──────── Supplied data

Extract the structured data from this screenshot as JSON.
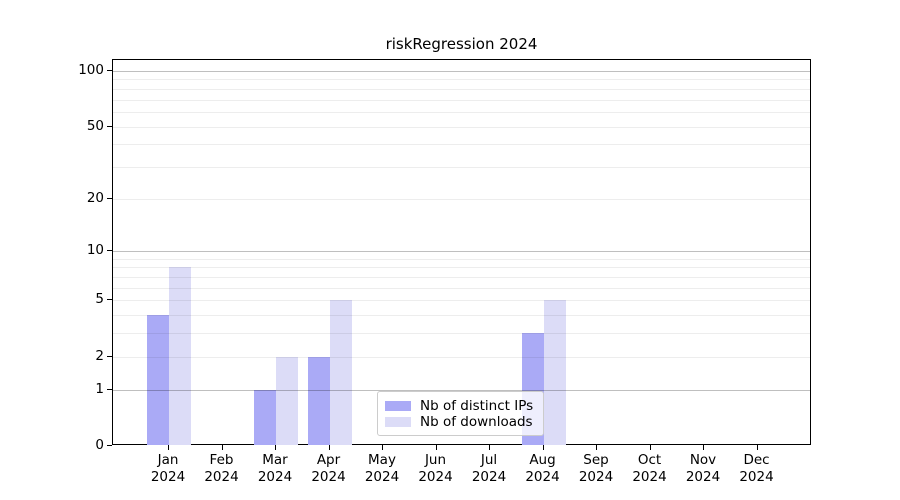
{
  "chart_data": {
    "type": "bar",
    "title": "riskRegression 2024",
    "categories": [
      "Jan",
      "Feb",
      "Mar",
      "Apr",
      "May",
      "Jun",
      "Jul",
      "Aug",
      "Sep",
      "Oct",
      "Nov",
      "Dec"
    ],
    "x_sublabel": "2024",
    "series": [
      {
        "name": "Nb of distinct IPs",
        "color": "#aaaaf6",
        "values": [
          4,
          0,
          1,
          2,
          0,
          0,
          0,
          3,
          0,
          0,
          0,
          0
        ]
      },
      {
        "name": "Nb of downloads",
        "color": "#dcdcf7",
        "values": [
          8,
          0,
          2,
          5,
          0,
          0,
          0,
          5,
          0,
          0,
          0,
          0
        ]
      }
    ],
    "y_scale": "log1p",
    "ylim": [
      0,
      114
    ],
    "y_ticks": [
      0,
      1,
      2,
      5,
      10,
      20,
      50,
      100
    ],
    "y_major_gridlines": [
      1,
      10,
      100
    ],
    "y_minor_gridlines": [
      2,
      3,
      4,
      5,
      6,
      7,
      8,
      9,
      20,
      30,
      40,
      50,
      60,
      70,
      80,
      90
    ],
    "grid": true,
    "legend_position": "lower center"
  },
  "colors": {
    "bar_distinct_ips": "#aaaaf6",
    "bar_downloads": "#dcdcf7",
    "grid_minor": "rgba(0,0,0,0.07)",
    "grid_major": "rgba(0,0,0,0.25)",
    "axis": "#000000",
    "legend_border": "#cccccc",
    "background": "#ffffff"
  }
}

────────────────

→ What needs to be done: Copy the data exactly. Any picture it contains is to be omitted.

→ Correct output:
Extract the structured data from this screenshot as JSON.
{
  "chart_data": {
    "type": "bar",
    "title": "riskRegression 2024",
    "categories": [
      "Jan",
      "Feb",
      "Mar",
      "Apr",
      "May",
      "Jun",
      "Jul",
      "Aug",
      "Sep",
      "Oct",
      "Nov",
      "Dec"
    ],
    "x_sublabel": "2024",
    "series": [
      {
        "name": "Nb of distinct IPs",
        "color": "#aaaaf6",
        "values": [
          4,
          0,
          1,
          2,
          0,
          0,
          0,
          3,
          0,
          0,
          0,
          0
        ]
      },
      {
        "name": "Nb of downloads",
        "color": "#dcdcf7",
        "values": [
          8,
          0,
          2,
          5,
          0,
          0,
          0,
          5,
          0,
          0,
          0,
          0
        ]
      }
    ],
    "y_scale": "log1p",
    "ylim": [
      0,
      114
    ],
    "y_ticks": [
      0,
      1,
      2,
      5,
      10,
      20,
      50,
      100
    ],
    "y_major_gridlines": [
      1,
      10,
      100
    ],
    "y_minor_gridlines": [
      2,
      3,
      4,
      5,
      6,
      7,
      8,
      9,
      20,
      30,
      40,
      50,
      60,
      70,
      80,
      90
    ],
    "grid": true,
    "legend_position": "lower center"
  },
  "colors": {
    "bar_distinct_ips": "#aaaaf6",
    "bar_downloads": "#dcdcf7",
    "grid_minor": "rgba(0,0,0,0.07)",
    "grid_major": "rgba(0,0,0,0.25)",
    "axis": "#000000",
    "legend_border": "#cccccc",
    "background": "#ffffff"
  }
}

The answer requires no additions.